__Your task__. Copy all lines in which the word "start" can be found.

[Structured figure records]
□ □ □
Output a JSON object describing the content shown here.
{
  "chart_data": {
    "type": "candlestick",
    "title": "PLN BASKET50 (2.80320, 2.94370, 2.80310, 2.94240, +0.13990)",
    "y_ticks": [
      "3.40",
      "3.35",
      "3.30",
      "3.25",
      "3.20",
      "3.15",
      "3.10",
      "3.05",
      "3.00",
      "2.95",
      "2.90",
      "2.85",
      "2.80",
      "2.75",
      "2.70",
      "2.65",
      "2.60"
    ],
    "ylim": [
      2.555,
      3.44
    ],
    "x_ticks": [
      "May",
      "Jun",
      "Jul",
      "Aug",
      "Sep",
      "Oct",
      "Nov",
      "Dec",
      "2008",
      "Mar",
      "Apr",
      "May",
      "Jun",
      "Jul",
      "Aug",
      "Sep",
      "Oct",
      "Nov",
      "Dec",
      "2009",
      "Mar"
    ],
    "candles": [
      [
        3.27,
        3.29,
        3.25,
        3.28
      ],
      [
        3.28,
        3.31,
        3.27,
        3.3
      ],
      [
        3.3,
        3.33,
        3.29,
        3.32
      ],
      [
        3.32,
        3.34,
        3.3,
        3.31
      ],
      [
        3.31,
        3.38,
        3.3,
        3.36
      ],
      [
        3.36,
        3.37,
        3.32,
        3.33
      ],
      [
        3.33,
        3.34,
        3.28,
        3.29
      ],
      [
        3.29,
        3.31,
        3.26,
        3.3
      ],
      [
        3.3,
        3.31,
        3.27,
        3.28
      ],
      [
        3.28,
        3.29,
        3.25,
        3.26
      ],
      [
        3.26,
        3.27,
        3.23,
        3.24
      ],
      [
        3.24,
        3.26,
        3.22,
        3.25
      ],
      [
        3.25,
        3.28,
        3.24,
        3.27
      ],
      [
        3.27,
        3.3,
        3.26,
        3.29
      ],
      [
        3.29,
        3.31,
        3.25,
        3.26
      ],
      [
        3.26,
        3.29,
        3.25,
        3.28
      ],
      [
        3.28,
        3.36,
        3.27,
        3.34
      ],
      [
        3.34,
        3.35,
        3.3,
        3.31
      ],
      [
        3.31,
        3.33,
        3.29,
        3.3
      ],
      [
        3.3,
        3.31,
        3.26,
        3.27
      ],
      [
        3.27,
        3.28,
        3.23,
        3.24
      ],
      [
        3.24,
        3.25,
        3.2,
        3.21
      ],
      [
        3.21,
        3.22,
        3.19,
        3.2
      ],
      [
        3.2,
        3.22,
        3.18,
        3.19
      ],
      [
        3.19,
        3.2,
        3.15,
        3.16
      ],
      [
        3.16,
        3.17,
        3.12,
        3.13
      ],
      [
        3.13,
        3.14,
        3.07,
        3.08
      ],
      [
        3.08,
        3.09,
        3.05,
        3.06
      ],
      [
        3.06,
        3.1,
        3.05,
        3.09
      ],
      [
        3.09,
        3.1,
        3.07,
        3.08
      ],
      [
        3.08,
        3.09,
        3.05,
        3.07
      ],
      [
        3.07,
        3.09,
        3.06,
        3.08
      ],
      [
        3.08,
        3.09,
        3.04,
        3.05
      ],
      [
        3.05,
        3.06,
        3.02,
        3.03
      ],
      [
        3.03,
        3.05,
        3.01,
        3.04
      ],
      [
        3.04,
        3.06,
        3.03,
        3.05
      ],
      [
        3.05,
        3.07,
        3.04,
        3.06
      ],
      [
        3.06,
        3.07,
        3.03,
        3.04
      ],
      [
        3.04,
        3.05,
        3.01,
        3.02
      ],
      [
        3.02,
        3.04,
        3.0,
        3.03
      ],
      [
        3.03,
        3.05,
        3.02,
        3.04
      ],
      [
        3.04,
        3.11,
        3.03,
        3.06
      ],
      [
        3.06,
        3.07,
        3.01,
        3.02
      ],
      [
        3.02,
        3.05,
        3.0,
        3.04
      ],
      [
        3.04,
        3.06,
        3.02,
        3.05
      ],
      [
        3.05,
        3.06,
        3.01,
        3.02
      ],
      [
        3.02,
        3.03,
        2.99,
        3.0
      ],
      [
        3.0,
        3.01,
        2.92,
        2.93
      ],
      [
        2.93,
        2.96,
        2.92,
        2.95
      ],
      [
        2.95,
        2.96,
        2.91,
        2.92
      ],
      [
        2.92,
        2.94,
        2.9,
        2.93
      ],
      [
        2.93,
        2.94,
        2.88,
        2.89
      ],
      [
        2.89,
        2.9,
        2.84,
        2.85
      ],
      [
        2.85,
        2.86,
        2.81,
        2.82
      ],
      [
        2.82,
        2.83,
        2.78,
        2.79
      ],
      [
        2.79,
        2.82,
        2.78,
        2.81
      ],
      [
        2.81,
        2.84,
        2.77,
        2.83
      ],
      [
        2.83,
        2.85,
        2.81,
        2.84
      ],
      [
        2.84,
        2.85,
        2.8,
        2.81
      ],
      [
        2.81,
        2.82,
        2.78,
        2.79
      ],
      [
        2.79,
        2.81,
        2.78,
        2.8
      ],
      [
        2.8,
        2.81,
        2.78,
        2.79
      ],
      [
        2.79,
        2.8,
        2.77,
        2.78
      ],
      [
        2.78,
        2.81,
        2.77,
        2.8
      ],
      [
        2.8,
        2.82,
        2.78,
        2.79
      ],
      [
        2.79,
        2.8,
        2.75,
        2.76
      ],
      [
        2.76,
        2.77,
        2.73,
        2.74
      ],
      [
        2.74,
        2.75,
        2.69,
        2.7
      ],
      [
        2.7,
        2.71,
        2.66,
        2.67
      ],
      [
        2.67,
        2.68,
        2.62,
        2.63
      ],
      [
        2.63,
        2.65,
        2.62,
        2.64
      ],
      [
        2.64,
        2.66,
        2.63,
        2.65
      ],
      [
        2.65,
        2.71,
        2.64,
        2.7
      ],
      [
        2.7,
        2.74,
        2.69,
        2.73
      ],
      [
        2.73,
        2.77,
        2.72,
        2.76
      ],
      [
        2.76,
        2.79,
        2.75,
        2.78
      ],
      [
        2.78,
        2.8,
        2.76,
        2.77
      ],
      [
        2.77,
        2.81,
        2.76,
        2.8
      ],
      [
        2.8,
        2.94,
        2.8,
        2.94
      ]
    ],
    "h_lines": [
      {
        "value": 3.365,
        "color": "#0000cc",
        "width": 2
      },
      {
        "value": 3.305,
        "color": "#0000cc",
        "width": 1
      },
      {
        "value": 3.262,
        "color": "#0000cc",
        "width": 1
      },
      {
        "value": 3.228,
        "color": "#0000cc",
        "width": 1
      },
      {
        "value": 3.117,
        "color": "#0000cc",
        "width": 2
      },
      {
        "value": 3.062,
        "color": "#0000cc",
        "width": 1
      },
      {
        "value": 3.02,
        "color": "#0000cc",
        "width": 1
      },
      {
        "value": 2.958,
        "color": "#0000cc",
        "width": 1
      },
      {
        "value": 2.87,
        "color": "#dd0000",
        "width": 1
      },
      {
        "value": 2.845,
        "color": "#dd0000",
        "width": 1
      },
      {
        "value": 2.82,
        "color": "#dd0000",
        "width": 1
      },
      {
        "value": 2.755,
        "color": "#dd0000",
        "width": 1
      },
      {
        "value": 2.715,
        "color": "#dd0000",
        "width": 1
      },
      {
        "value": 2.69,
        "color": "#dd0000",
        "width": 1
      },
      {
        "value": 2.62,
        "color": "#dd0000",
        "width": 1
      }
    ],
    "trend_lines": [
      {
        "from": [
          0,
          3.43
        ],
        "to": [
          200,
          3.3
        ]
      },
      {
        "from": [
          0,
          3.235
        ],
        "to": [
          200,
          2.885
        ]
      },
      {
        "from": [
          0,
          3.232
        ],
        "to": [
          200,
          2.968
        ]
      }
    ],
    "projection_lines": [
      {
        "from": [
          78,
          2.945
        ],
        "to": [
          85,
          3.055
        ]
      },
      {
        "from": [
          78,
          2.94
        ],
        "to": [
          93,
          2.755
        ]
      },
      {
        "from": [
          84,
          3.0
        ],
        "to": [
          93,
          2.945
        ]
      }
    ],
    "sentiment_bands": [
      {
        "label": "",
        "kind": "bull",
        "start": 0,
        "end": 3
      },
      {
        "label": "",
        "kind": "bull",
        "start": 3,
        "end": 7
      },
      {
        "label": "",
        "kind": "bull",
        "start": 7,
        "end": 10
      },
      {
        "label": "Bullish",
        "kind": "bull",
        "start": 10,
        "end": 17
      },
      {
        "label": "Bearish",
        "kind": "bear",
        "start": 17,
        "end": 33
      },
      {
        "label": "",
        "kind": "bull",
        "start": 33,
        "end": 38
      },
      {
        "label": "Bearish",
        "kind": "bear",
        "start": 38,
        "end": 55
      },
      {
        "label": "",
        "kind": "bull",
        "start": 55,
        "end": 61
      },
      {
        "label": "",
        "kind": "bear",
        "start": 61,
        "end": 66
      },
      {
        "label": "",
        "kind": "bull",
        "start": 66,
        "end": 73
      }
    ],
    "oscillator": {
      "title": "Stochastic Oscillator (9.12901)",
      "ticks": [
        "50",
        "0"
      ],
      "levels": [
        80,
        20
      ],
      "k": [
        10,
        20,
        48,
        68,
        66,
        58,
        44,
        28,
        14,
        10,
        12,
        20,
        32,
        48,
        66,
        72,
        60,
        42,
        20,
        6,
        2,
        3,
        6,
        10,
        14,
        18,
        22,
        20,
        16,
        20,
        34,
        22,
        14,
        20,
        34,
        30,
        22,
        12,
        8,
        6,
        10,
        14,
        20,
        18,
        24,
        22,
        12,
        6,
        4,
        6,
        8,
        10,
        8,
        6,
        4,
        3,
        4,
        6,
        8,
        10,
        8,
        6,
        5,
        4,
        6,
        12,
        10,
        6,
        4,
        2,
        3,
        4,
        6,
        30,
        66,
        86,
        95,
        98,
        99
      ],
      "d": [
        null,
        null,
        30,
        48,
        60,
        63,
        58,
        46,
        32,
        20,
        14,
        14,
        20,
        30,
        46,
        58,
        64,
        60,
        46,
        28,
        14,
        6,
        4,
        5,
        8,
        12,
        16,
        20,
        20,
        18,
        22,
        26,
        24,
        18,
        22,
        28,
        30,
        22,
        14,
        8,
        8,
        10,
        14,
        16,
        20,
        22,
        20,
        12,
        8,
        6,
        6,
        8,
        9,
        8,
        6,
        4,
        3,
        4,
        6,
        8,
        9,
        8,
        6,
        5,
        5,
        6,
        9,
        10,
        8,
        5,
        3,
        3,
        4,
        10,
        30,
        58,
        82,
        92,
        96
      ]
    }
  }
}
□ □ □
__Problem solution__.
        "start": 0,
        "start": 3,
        "start": 7,
        "start": 10,
        "start": 17,
        "start": 33,
        "start": 38,
        "start": 55,
        "start": 61,
        "start": 66,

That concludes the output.